[Given task 1]
Please copy the layout region records word for word, from the first line of the records through the line holding "watermark: whatsapp upper: WhatsApp:+86-15939517669", with both ends included.

== Reading text ==

EdTrust Gives Advice to Michigan Policymakers
Education Trust, a Washington public policy group, recently prepared a report about education reform in Michigan. A reader asked me to review it, and I turned to William Mathis of the National Education Policy Center to write an analysis.
Now, given that Governor Rick Snyder is working with an external group to defund public education, these recommendations must be seen in the light of a governor and a legislature that will do whatever they can to outsource funding and education to private entrepreneurs.
Here is Mathis’ take on the Education Trust report:
“Invest in What Works: An Education Road Map for Michigan Leaders.”
In a new report by The Education Trust – Midwest, the authors spell out what they describe as a “common sense” agenda for the reform of Michigan schools. They set forth a six part program – one with which most reasonable people would agree. However, since the proposal is at a high level of abstraction, the devil is in how the details get worked-out. For example, the report calls for a more adequate funding system as well as for a better accountability system. Will policy-makers adopt a better funding scheme or will they adopt a harsher accountability system?
This 20 page report is heavy on photographs, charts, borders and boxes. The reader would be well advised to check their supply of color ink cartridges before printing. Instead of research (which gets a vague nod in places), the report supports its recommendations by state and district level anecdotes.

===
== Data ==

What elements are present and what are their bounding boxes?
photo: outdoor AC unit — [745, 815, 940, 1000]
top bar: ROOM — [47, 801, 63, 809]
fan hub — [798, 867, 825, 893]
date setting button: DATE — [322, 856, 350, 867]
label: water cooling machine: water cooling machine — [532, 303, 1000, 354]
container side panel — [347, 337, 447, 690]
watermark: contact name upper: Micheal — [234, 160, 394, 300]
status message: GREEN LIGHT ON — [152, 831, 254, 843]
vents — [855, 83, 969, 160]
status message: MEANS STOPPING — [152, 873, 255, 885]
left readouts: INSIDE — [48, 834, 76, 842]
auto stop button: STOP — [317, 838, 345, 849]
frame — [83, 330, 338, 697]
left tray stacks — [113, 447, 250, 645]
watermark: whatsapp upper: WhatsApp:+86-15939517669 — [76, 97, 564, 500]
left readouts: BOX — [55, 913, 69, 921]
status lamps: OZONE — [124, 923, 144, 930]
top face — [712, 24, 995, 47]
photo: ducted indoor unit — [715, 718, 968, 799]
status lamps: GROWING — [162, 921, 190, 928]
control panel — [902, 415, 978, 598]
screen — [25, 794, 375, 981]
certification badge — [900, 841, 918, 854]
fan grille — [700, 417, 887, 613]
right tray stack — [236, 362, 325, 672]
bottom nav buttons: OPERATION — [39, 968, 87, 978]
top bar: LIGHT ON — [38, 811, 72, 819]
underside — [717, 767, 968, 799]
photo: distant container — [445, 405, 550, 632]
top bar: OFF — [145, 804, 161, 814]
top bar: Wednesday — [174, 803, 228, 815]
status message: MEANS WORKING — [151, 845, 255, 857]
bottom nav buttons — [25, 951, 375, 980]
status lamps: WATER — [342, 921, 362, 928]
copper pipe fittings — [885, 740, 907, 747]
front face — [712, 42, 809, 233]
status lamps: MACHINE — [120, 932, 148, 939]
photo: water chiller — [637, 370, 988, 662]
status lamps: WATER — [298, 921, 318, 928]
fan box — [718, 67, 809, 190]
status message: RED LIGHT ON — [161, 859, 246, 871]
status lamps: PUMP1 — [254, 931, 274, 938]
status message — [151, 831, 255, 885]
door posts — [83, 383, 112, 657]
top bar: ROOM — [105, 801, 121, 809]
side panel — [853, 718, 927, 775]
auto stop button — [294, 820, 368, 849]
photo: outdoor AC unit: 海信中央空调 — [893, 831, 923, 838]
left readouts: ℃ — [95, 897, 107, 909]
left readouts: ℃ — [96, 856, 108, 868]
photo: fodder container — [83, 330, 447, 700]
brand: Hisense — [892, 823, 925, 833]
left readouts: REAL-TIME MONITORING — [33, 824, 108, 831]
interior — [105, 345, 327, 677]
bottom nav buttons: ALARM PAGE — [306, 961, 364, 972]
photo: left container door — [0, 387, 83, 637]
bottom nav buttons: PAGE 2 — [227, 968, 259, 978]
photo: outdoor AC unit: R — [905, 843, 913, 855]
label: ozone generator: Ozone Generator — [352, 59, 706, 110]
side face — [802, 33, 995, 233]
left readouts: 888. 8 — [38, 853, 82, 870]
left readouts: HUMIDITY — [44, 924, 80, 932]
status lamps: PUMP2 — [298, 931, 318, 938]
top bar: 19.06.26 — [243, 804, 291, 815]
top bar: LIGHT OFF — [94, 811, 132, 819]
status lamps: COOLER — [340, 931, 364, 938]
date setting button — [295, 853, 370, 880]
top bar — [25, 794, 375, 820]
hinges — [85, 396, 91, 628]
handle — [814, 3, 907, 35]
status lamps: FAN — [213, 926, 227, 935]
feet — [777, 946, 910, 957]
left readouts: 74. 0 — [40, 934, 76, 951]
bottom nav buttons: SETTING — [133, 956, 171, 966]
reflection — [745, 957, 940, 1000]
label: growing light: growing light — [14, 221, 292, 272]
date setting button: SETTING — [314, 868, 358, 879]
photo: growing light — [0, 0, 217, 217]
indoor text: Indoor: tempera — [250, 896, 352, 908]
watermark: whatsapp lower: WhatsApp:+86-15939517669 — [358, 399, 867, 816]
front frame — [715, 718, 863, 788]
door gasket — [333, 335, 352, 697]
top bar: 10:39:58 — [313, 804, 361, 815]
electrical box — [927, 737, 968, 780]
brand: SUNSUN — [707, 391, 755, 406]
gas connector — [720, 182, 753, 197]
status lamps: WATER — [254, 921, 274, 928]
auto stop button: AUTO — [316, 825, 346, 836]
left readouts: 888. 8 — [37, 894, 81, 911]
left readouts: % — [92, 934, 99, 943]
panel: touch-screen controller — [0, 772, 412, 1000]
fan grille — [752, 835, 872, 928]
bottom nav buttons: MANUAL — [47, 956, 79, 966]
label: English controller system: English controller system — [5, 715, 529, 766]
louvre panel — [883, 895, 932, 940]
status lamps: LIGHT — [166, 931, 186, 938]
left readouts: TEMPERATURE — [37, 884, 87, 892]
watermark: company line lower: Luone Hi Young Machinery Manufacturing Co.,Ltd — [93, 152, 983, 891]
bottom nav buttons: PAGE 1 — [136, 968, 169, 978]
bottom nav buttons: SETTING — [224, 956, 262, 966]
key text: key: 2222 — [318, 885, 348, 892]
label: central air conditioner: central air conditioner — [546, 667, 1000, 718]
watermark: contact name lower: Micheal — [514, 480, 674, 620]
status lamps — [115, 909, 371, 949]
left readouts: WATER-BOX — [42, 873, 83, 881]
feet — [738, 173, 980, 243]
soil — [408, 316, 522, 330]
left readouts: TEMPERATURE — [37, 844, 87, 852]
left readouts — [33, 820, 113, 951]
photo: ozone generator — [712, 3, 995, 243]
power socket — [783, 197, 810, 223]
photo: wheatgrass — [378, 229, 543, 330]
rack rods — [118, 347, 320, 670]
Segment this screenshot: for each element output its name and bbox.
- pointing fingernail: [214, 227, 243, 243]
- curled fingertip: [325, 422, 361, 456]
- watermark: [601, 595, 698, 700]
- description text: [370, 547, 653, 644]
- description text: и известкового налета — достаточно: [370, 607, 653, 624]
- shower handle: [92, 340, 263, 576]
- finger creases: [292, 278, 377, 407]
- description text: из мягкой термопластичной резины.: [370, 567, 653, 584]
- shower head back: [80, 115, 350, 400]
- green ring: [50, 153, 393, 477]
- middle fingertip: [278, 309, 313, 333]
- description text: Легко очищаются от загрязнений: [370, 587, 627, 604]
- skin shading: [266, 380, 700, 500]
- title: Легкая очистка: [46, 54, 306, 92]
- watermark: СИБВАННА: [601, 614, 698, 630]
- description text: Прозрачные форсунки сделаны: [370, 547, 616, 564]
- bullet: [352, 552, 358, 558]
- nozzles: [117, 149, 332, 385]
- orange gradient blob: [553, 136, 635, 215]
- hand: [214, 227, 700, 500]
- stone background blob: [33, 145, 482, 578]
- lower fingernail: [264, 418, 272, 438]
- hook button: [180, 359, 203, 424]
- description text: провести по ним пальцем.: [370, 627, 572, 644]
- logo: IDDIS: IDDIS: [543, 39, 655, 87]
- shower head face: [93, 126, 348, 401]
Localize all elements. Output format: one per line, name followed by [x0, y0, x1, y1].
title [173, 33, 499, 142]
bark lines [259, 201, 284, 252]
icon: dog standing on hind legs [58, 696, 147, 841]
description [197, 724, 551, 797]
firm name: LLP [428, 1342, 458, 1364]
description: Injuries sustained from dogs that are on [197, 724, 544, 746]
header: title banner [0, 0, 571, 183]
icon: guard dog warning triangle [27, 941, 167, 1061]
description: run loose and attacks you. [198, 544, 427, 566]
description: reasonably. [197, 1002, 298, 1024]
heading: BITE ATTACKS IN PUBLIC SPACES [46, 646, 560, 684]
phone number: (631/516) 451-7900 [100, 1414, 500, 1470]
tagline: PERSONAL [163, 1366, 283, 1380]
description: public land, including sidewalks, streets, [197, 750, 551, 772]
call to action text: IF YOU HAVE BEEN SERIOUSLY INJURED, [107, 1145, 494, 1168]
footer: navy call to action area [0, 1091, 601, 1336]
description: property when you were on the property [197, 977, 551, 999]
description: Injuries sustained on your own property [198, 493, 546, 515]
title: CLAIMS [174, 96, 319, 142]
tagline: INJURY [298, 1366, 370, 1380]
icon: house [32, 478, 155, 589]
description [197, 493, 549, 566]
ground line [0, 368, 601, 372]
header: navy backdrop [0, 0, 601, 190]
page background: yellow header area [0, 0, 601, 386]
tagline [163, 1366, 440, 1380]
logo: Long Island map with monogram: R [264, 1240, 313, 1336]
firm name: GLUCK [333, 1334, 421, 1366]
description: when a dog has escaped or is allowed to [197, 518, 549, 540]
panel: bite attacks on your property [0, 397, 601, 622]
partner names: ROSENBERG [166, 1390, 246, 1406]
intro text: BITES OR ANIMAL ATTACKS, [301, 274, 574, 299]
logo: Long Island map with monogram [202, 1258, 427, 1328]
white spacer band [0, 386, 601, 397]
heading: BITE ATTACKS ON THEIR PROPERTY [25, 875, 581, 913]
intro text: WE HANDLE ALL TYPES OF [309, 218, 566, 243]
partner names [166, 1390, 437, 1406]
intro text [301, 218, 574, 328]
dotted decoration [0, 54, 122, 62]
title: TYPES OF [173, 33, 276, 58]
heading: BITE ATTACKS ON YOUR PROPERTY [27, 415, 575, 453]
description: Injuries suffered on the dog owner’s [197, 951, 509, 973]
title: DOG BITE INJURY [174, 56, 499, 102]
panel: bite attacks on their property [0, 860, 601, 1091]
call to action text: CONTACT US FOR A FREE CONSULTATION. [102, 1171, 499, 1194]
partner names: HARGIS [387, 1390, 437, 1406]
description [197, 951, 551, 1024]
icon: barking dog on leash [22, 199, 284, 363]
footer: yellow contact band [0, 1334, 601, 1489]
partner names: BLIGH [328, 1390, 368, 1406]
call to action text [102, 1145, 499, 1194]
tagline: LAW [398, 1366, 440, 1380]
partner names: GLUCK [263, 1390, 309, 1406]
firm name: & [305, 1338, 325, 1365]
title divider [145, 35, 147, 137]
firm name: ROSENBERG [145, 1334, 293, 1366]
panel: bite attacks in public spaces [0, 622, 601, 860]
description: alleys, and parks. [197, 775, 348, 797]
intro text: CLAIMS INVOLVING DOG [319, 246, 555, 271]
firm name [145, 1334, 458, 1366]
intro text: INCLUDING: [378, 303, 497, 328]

===

[Given task 2]
In the article about the Education Trust report on Michigan schools, how many pages long is that report?

[Response 1]
What elements are present and what are their bounding boxes?
photo: outdoor AC unit — [745, 815, 940, 1000]
top bar: ROOM — [47, 801, 63, 809]
fan hub — [798, 867, 825, 893]
date setting button: DATE — [322, 856, 350, 867]
label: water cooling machine: water cooling machine — [532, 303, 1000, 354]
container side panel — [347, 337, 447, 690]
watermark: contact name upper: Micheal — [234, 160, 394, 300]
status message: GREEN LIGHT ON — [152, 831, 254, 843]
vents — [855, 83, 969, 160]
status message: MEANS STOPPING — [152, 873, 255, 885]
left readouts: INSIDE — [48, 834, 76, 842]
auto stop button: STOP — [317, 838, 345, 849]
frame — [83, 330, 338, 697]
left tray stacks — [113, 447, 250, 645]
watermark: whatsapp upper: WhatsApp:+86-15939517669 — [76, 97, 564, 500]

[Response 2]
It is 20 pages long.